'''

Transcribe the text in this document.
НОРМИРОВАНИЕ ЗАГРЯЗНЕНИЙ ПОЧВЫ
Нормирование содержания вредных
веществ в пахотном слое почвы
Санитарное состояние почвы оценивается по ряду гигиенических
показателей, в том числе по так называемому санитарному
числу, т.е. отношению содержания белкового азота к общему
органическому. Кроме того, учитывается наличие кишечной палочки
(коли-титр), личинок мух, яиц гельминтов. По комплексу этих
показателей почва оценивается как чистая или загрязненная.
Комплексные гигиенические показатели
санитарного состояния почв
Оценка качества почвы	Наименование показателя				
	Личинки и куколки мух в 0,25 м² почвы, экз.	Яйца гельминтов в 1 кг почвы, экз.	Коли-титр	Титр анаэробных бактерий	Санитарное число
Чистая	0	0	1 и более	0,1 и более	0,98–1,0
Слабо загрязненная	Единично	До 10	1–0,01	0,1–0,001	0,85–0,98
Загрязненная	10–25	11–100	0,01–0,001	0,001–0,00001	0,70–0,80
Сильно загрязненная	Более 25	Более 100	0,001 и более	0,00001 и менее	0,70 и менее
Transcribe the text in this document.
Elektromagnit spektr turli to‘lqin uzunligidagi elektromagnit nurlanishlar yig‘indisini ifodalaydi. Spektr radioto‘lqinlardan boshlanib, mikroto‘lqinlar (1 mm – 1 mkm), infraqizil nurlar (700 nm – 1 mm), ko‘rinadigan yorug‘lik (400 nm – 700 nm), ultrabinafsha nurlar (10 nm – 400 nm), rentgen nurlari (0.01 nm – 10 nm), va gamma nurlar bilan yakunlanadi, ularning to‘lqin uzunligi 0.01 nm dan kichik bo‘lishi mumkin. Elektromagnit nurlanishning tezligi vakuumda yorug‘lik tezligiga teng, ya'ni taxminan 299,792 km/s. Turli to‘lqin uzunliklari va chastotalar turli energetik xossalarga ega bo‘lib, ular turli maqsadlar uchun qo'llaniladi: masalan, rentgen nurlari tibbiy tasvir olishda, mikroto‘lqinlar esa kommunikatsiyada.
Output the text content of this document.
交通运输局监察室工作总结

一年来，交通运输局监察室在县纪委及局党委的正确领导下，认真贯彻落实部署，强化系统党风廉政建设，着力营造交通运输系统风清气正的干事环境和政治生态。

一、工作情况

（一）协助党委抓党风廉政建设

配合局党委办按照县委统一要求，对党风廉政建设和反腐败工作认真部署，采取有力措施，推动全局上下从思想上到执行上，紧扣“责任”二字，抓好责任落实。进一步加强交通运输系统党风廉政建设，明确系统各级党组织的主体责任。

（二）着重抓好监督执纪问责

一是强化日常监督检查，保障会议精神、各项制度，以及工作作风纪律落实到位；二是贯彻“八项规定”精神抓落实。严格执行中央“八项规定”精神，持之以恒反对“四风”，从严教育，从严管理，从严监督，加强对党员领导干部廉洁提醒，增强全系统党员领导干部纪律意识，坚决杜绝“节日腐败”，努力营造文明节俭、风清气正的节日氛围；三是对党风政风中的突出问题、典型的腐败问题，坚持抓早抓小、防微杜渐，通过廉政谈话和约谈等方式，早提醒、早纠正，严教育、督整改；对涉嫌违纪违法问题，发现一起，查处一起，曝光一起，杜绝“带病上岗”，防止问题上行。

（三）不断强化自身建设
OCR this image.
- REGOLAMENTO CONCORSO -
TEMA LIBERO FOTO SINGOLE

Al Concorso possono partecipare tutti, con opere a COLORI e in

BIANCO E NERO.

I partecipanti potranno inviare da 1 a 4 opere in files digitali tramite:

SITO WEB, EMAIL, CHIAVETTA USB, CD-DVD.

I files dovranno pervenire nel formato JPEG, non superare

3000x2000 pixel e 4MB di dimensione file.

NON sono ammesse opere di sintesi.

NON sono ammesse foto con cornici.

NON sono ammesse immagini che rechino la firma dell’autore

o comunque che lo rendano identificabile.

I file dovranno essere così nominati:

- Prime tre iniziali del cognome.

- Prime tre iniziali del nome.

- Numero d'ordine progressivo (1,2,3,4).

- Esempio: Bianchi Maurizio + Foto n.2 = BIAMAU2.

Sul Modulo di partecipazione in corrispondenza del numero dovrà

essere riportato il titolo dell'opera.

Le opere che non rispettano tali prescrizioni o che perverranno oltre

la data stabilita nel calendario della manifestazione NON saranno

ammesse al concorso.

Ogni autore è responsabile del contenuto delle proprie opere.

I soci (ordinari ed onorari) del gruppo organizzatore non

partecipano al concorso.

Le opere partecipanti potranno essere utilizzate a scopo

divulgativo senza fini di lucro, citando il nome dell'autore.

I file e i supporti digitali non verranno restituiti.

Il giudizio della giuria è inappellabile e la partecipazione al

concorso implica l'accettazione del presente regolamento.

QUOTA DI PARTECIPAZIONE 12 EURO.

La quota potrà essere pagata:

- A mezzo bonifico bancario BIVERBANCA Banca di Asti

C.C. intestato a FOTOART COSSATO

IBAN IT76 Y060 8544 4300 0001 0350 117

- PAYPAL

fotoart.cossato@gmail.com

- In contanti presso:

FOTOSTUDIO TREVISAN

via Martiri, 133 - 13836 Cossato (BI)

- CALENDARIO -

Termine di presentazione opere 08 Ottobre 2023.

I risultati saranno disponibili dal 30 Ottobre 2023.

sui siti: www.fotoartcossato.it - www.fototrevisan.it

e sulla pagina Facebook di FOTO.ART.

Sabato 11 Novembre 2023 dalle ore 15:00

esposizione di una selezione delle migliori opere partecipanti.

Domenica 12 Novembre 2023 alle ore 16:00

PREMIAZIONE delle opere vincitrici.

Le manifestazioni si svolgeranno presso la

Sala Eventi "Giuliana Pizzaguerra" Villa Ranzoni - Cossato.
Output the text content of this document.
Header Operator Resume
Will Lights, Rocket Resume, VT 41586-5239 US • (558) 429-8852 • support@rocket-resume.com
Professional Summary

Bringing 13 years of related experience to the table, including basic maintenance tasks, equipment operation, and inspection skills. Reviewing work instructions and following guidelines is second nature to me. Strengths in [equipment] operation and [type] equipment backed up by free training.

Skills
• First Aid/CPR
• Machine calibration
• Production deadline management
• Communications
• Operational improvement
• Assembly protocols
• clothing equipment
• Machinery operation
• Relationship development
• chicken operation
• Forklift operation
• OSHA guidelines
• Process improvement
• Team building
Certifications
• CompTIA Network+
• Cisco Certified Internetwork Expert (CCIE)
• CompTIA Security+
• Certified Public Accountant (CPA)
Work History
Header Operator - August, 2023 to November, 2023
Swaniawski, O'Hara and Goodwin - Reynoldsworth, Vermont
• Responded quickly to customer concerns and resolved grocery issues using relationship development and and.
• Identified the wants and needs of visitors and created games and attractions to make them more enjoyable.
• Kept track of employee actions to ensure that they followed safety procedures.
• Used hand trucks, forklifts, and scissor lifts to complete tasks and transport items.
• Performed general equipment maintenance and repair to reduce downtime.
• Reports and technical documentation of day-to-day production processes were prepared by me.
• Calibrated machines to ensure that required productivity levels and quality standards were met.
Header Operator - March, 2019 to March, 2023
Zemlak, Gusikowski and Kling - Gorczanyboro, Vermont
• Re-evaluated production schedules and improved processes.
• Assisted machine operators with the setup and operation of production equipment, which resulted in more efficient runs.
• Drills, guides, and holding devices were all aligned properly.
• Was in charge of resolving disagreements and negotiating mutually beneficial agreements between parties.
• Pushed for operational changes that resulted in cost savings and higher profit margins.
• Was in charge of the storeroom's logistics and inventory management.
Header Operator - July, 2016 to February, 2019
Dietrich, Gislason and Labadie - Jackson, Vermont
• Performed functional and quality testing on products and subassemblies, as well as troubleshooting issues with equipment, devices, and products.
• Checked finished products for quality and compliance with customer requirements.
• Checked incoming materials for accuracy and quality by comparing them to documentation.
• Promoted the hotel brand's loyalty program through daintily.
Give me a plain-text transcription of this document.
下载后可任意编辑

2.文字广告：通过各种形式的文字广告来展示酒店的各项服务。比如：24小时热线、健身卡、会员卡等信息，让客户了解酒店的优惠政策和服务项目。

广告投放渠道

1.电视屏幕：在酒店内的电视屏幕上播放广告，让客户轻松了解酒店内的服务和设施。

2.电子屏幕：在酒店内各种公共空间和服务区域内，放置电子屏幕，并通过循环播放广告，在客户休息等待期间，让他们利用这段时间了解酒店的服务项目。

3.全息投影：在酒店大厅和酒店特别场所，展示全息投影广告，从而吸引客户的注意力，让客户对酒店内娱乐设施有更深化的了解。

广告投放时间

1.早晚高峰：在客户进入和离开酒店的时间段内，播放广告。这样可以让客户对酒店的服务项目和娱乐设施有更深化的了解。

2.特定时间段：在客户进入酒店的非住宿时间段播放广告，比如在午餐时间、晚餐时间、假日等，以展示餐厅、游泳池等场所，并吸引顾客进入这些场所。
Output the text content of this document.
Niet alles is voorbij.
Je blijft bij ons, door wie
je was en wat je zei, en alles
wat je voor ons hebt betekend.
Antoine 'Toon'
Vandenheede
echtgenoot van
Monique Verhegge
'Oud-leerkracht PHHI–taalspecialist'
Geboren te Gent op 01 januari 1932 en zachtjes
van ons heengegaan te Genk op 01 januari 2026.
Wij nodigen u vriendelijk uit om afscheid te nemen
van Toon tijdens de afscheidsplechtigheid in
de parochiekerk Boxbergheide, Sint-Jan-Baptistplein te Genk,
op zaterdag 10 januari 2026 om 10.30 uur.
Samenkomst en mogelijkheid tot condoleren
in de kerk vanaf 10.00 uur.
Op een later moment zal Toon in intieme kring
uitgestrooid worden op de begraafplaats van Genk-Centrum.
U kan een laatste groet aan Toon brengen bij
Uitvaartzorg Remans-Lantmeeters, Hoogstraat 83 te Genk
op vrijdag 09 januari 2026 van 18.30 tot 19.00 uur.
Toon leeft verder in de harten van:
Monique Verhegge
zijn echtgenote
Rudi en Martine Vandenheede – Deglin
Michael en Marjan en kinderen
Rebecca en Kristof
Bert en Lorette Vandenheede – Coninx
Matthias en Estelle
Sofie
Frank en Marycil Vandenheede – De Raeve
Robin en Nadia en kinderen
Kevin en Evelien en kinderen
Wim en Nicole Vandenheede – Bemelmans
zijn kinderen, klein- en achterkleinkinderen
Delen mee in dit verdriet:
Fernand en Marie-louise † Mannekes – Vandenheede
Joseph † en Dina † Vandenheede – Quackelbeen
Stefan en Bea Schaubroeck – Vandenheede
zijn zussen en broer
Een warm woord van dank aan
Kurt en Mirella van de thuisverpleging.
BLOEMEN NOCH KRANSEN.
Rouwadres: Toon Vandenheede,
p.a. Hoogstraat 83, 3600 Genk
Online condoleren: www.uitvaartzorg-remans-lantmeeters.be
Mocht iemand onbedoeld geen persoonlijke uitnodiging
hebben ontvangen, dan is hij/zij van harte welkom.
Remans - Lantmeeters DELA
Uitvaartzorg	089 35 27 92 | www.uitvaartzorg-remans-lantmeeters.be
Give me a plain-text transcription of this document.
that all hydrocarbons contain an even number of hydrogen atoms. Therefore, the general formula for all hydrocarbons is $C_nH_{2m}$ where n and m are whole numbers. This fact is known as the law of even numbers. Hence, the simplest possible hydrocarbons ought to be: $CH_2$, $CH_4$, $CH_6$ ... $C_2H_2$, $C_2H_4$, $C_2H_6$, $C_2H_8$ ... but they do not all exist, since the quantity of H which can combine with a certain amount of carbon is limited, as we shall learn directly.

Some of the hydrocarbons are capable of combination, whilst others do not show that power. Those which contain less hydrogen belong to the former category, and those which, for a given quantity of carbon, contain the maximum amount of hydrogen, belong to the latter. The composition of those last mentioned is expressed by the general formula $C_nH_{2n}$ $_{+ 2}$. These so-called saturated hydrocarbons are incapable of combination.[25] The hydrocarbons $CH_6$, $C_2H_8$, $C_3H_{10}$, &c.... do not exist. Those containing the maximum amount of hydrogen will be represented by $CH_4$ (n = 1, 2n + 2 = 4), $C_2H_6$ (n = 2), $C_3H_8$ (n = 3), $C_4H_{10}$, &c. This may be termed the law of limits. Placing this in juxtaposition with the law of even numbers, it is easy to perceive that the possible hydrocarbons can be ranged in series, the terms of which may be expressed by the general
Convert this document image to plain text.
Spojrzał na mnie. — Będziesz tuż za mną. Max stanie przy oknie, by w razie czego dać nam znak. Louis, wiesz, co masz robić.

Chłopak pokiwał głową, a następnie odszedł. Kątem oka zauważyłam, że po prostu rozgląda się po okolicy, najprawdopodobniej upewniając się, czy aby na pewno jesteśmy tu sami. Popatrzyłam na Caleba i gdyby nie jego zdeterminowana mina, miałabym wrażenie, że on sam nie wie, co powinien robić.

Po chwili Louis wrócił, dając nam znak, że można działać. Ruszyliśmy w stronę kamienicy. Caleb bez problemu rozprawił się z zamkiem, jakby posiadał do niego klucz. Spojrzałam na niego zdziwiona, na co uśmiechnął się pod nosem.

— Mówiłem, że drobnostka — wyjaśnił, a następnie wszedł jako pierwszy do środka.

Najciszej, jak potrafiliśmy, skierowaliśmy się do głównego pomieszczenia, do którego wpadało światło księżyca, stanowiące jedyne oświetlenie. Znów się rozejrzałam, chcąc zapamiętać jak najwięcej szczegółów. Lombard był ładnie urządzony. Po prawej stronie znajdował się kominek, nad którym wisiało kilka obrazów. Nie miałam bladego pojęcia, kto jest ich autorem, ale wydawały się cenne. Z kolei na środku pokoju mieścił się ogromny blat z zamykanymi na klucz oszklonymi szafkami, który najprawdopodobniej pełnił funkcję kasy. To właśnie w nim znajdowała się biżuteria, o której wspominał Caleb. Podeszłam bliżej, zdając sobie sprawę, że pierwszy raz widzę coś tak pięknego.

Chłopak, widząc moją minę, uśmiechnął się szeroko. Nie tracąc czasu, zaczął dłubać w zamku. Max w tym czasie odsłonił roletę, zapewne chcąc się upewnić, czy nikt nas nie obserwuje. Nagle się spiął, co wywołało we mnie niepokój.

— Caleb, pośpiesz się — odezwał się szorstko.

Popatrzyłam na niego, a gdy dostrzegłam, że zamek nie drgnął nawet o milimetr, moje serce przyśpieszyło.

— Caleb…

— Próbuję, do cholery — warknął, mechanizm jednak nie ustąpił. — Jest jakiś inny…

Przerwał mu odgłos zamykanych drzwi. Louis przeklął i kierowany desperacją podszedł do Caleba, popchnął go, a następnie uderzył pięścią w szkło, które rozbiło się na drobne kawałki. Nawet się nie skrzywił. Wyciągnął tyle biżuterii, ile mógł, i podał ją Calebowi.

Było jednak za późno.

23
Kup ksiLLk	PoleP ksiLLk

'''

Copy every line above that holds the word "documentation".

• Reports and technical documentation of day-to-day production processes were prepared by me.
• Checked incoming materials for accuracy and quality by comparing them to documentation.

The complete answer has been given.